What is asked –
#1 Can you reproduce the regression post word for word, between "Consequently, the proposed" and "Thanks in advance!", inclusive?
#2 Do these statements agree with the regression post? Answer yes or no for each, and quote the deciding words of the post. (a) Every entry in the first column of the matrix Z is 0. (b) The post rewrites the model with W standing for X minus Z. (c) The writer knows how to proceed from the rewritten model.
— start of Passage shown —
So far I have obtained the following relations \begin{align*} \textbf{X} = \begin{bmatrix} 1 & x_{11} & x_{12} \\ 1 & x_{21} & x_{22} \\ \vdots & \vdots & \vdots \\ 1 & x_{n1} & x_{n2}\\ \end{bmatrix}\quad\wedge\quad \textbf{Z} = \begin{bmatrix} 0 & \overline{x}_{1} & \overline{x}_{2} \\ 0 & \overline{x}_{1} & \overline{x}_{2} \\ \vdots & \vdots & \vdots \\ 0 & \overline{x}_{1} & \overline{x}_{2}\\ \end{bmatrix} \end{align*}

Consequently, the proposed model can be rewritten as \begin{align*} \textbf{Y} = (\textbf{X}-\textbf{Z})\beta + \epsilon = \textbf{W}\beta + \epsilon \end{align*}

But I do not know how to proceed from here. Can someone help me out? Thanks in advance!
— end of Passage shown —
— start of Given records —
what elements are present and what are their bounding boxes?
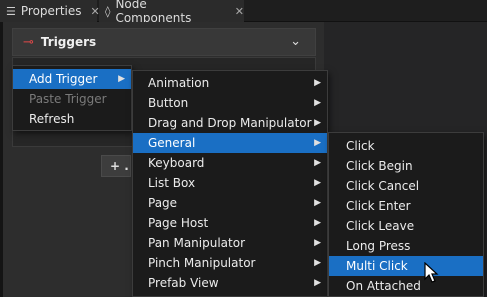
submenu-arrow-icon: ▶ [314,178,321,188]
trigger-item-label: Click Cancel [346,179,420,193]
submenu-arrow-icon: ▶ [314,138,321,148]
trigger-item-label: Multi Click [346,259,408,273]
submenu-arrow-icon: ▶ [314,198,321,208]
menu-item-label: Paste Trigger [29,92,107,106]
trigger-item-click-cancel[interactable]: Click Cancel [329,176,483,196]
category-item-label: Page Host [148,216,209,230]
menu-item-paste-trigger: Paste Trigger [13,89,131,109]
category-item-button[interactable]: Button ▶ [133,93,327,113]
trigger-item-multi-click[interactable]: Multi Click [329,256,483,276]
triggers-title: Triggers [40,35,97,49]
trigger-item-click-leave[interactable]: Click Leave [329,216,483,236]
category-item-page-host[interactable]: Page Host ▶ [133,213,327,233]
trigger-item-label: Click Enter [346,199,411,213]
category-item-label: Drag and Drop Manipulator [148,116,312,130]
submenu-arrow-icon: ▶ [314,98,321,108]
submenu-arrow-icon: ▶ [314,118,321,128]
trigger-item-label: Click [346,139,375,153]
menu-item-add-trigger[interactable]: Add Trigger ▶ [13,69,131,89]
category-item-label: Pinch Manipulator [148,256,256,270]
submenu-arrow-icon: ▶ [314,78,321,88]
trigger-item-label: Click Leave [346,219,415,233]
add-component-button[interactable]: + . [101,155,131,177]
tab-bar: ☰ Properties ✕ ◊ Node Components ✕ [0,0,487,25]
mouse-cursor-icon [424,262,439,283]
trigger-category-menu: Animation ▶ Button ▶ Drag and Drop Manipulat… [132,70,328,297]
category-item-label: Animation [148,76,210,90]
category-item-pan-manipulator[interactable]: Pan Manipulator ▶ [133,233,327,253]
category-item-label: List Box [148,176,196,190]
menu-item-label: Add Trigger [29,72,98,86]
trigger-item-click-enter[interactable]: Click Enter [329,196,483,216]
category-item-label: Keyboard [148,156,205,170]
category-item-list-box[interactable]: List Box ▶ [133,173,327,193]
context-menu: Add Trigger ▶ Paste Trigger Refresh [12,65,132,131]
category-item-keyboard[interactable]: Keyboard ▶ [133,153,327,173]
category-item-label: Prefab View [148,276,219,290]
trigger-item-click[interactable]: Click [329,136,483,156]
submenu-arrow-icon: ▶ [314,258,321,268]
trigger-icon: ⊸ [23,34,34,50]
submenu-arrow-icon: ▶ [314,238,321,248]
general-trigger-menu: Click Click Begin Click Cancel Click Enter C… [328,132,484,297]
trigger-item-label: On Attached [346,279,421,293]
trigger-item-label: Long Press [346,239,411,253]
category-item-drag-and-drop-manipulator[interactable]: Drag and Drop Manipulator ▶ [133,113,327,133]
node-components-icon: ◊ [105,4,111,18]
category-item-page[interactable]: Page ▶ [133,193,327,213]
list-icon: ☰ [6,4,16,18]
menu-item-label: Refresh [29,112,75,126]
category-item-label: Button [148,96,189,110]
category-item-pinch-manipulator[interactable]: Pinch Manipulator ▶ [133,253,327,273]
submenu-arrow-icon: ▶ [314,158,321,168]
triggers-section-header[interactable]: ⊸ Triggers ⌄ [12,28,316,56]
category-item-prefab-view[interactable]: Prefab View ▶ [133,273,327,293]
category-item-label: General [148,136,196,150]
chevron-down-icon[interactable]: ⌄ [290,34,301,49]
category-item-label: Page [148,196,178,210]
trigger-item-long-press[interactable]: Long Press [329,236,483,256]
submenu-arrow-icon: ▶ [118,74,125,84]
tab-properties[interactable]: ☰ Properties ✕ [0,0,100,22]
submenu-arrow-icon: ▶ [314,218,321,228]
submenu-arrow-icon: ▶ [314,278,321,288]
close-icon[interactable]: ✕ [235,5,244,18]
category-item-label: Pan Manipulator [148,236,246,250]
category-item-general[interactable]: General ▶ [133,133,327,153]
category-item-animation[interactable]: Animation ▶ [133,73,327,93]
tab-node-components[interactable]: ◊ Node Components ✕ [99,0,244,25]
trigger-item-click-begin[interactable]: Click Begin [329,156,483,176]
tab-properties-label: Properties [20,4,82,18]
menu-item-refresh[interactable]: Refresh [13,109,131,129]
trigger-item-label: Click Begin [346,159,413,173]
trigger-item-on-attached[interactable]: On Attached [329,276,483,296]
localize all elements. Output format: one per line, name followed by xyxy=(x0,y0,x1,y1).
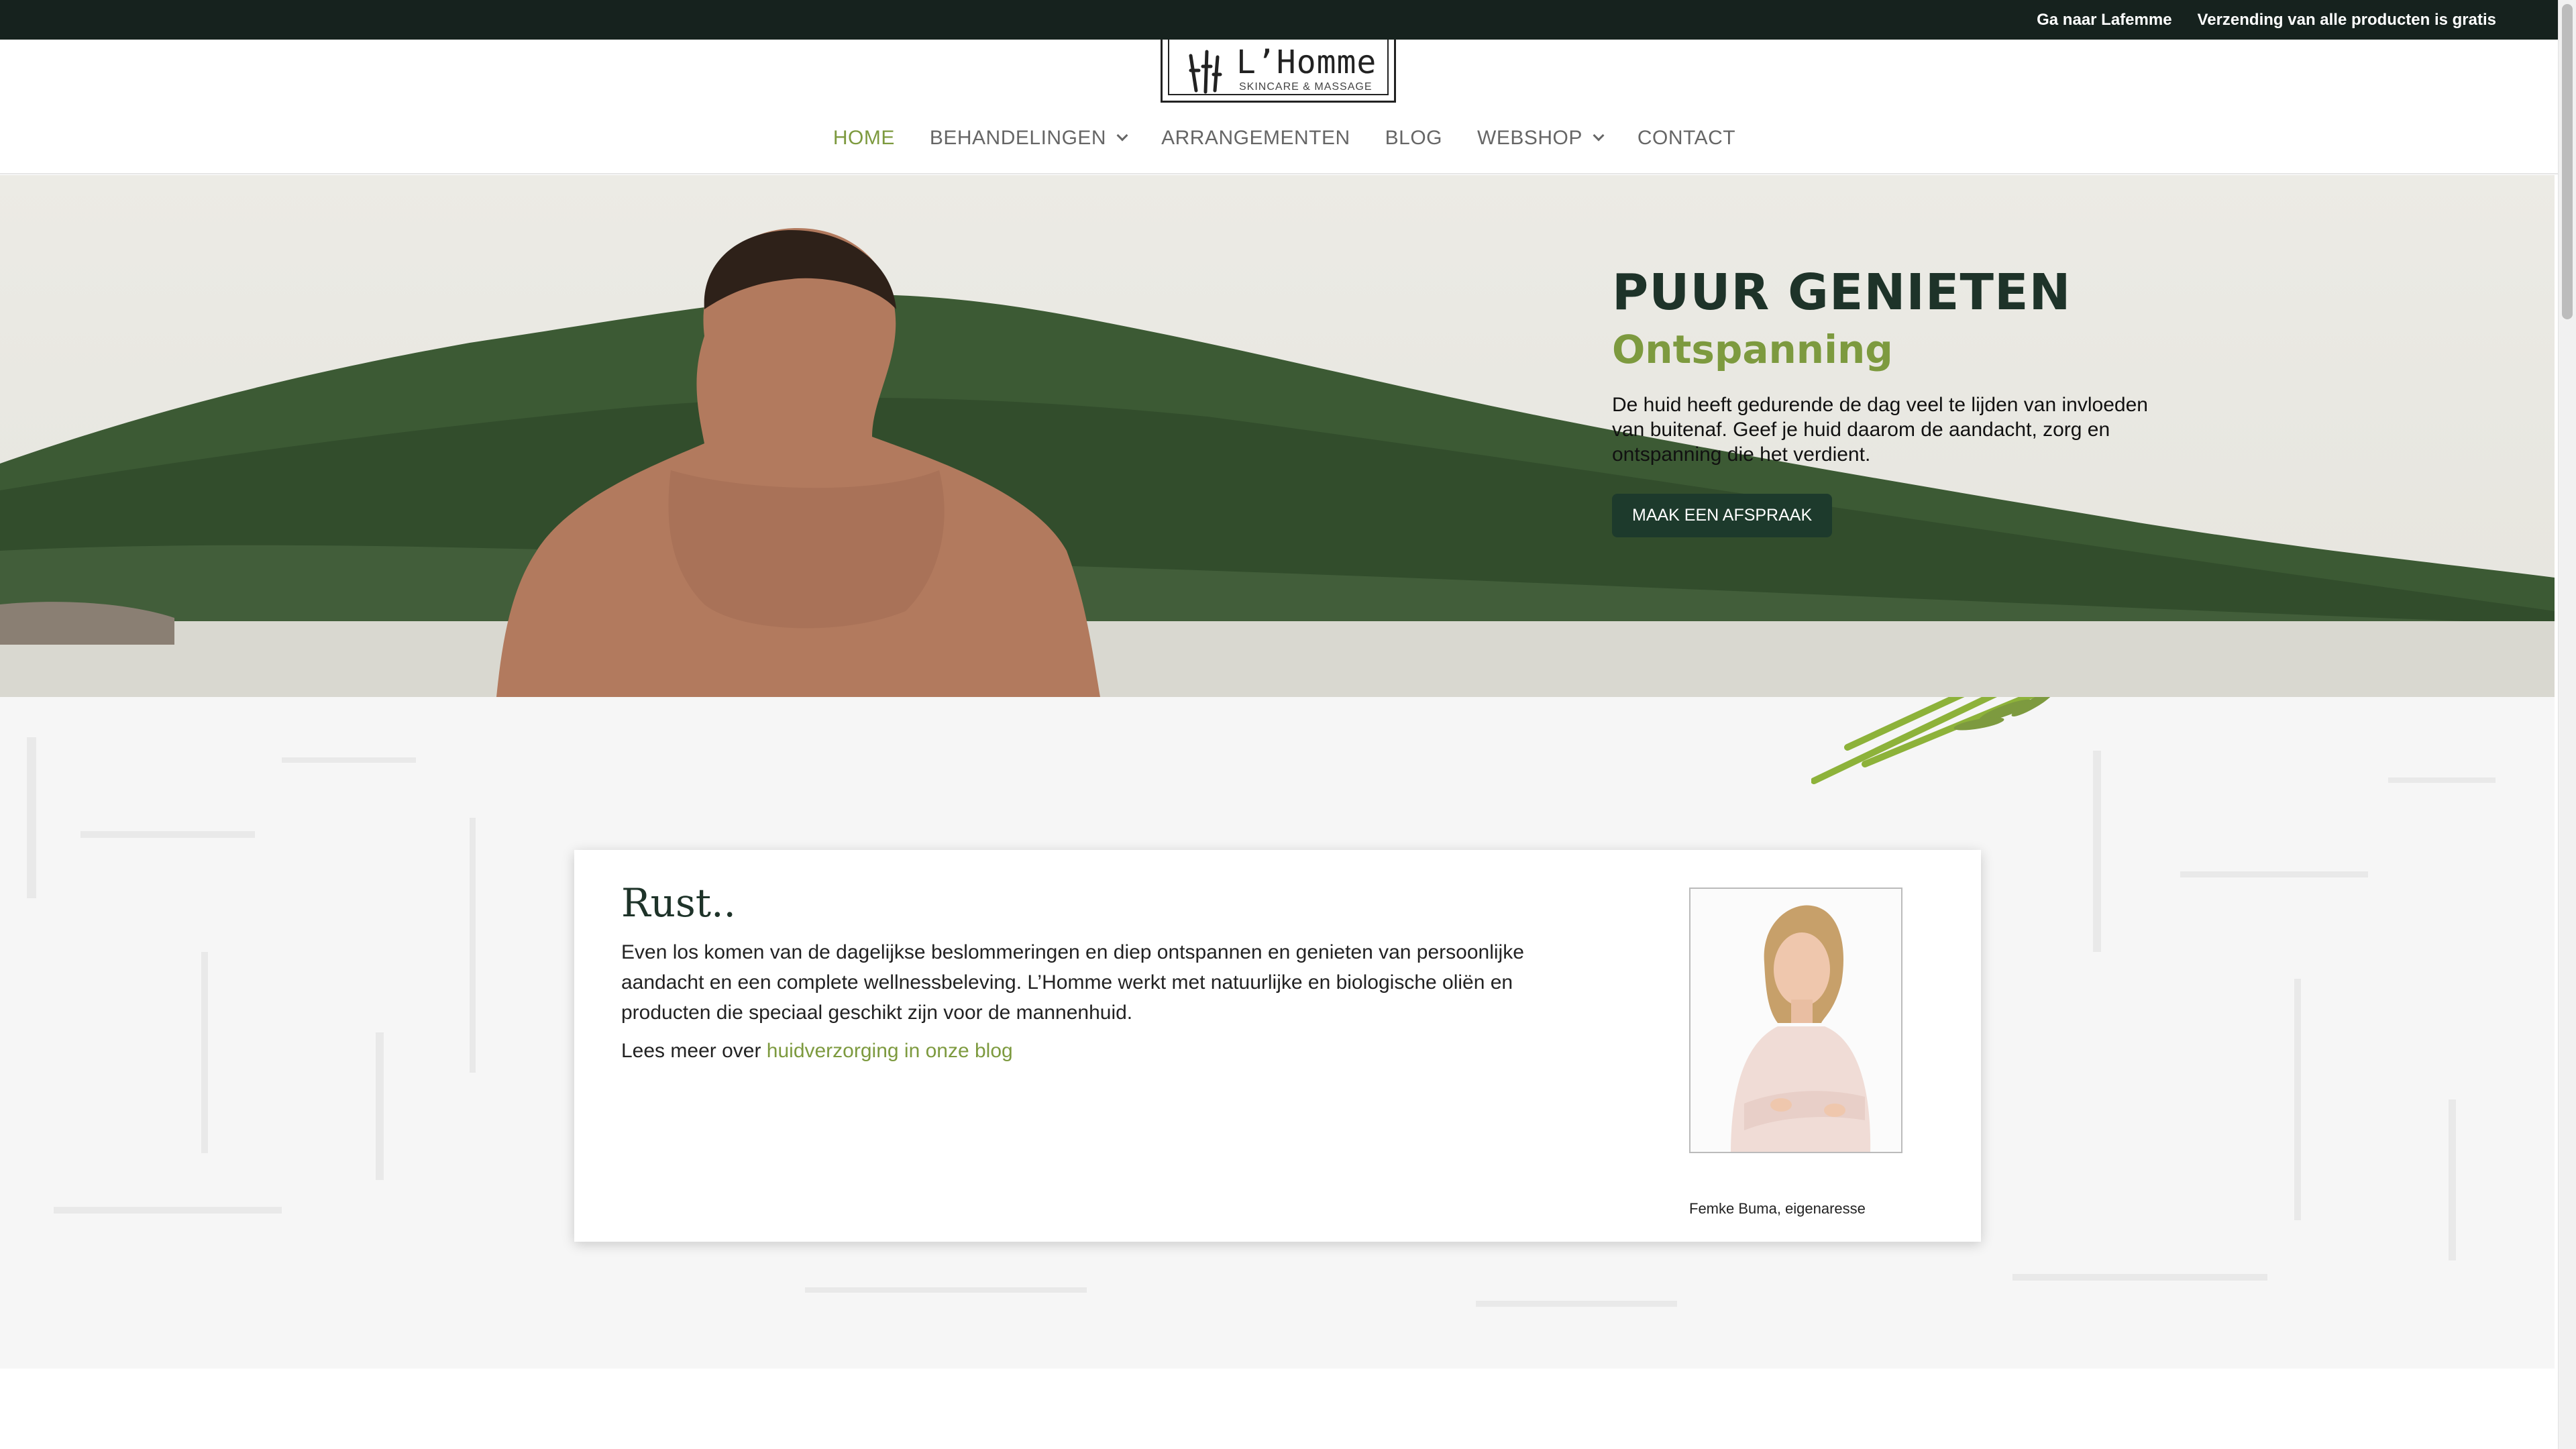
nav-webshop[interactable]: WEBSHOP xyxy=(1477,127,1605,150)
top-bar: Ga naar Lafemme Verzending van alle prod… xyxy=(0,0,2558,40)
nav-blog-label: BLOG xyxy=(1385,127,1442,149)
nav-arrangementen[interactable]: ARRANGEMENTEN xyxy=(1161,127,1350,150)
owner-photo xyxy=(1690,889,1901,1152)
free-shipping-notice: Verzending van alle producten is gratis xyxy=(2197,10,2496,29)
hero-content: PUUR GENIETEN Ontspanning De huid heeft … xyxy=(1612,264,2149,537)
vertical-scrollbar[interactable] xyxy=(2558,0,2576,1449)
nav-webshop-label: WEBSHOP xyxy=(1477,127,1582,149)
nav-behandelingen[interactable]: BEHANDELINGEN xyxy=(929,127,1128,150)
scrollbar-thumb[interactable] xyxy=(2562,4,2573,319)
read-more-line: Lees meer over huidverzorging in onze bl… xyxy=(621,1040,1013,1063)
intro-card: Rust.. Even los komen van de dagelijkse … xyxy=(574,850,1981,1242)
hero-text: De huid heeft gedurende de dag veel te l… xyxy=(1612,394,2148,466)
chevron-down-icon xyxy=(1116,129,1128,142)
nav-contact-label: CONTACT xyxy=(1637,127,1736,149)
hero-title: PUUR GENIETEN xyxy=(1612,264,2072,321)
nav-home-label: HOME xyxy=(833,127,895,149)
intro-section: Rust.. Even los komen van de dagelijkse … xyxy=(0,697,2555,1368)
read-more-prefix: Lees meer over xyxy=(621,1040,767,1062)
nav-contact[interactable]: CONTACT xyxy=(1638,127,1735,150)
logo-subtitle: SKINCARE & MASSAGE xyxy=(1239,81,1373,93)
site-header: L’Homme SKINCARE & MASSAGE HOME BEHANDEL… xyxy=(0,40,2558,174)
bamboo-decoration-icon xyxy=(1811,697,2054,784)
chevron-down-icon xyxy=(1593,129,1605,142)
nav-behandelingen-label: BEHANDELINGEN xyxy=(929,127,1107,149)
nav-home[interactable]: HOME xyxy=(833,127,895,150)
blog-link[interactable]: huidverzorging in onze blog xyxy=(767,1040,1013,1062)
logo-name: L’Homme xyxy=(1236,44,1377,81)
hero-subtitle: Ontspanning xyxy=(1612,327,1893,372)
hero-background-image xyxy=(0,228,2555,697)
nav-blog[interactable]: BLOG xyxy=(1385,127,1442,150)
intro-body: Even los komen van de dagelijkse beslomm… xyxy=(621,941,1524,1024)
portrait-caption: Femke Buma, eigenaresse xyxy=(1689,1200,1866,1217)
site-logo[interactable]: L’Homme SKINCARE & MASSAGE xyxy=(1161,40,1396,103)
bamboo-logo-icon xyxy=(1189,50,1222,94)
nav-arrangementen-label: ARRANGEMENTEN xyxy=(1161,127,1350,149)
hero-banner: PUUR GENIETEN Ontspanning De huid heeft … xyxy=(0,175,2555,697)
link-lafemme[interactable]: Ga naar Lafemme xyxy=(2037,11,2171,30)
intro-title: Rust.. xyxy=(621,880,736,926)
make-appointment-button[interactable]: MAAK EEN AFSPRAAK xyxy=(1612,494,1833,537)
owner-portrait xyxy=(1689,888,1902,1153)
main-nav: HOME BEHANDELINGEN ARRANGEMENTEN BLOG WE… xyxy=(0,127,2558,150)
— end of Given records —
Expected results –
#1
Consequently, the proposed model can be rewritten as \begin{align*} \textbf{Y} = (\textbf{X}-\textbf{Z})\beta + \epsilon = \textbf{W}\beta + \epsilon \end{align*}

But I do not know how to proceed from here. Can someone help me out? Thanks in advance!

#2
(a) Yes: "0 & \overline{x}_{1} & \overline{x}_{2} \\ 0 & \overline{x}_{1} & \overline{x}_{2} \\ \vdots & \vdots & \vdots \\ 0 & \overline{x}_{1} & \overline{x}_{2}"
(b) Yes: "\textbf{Y} = (\textbf{X}-\textbf{Z})\beta + \epsilon = \textbf{W}\beta + \epsilon"
(c) No: "But I do not know how to proceed from here."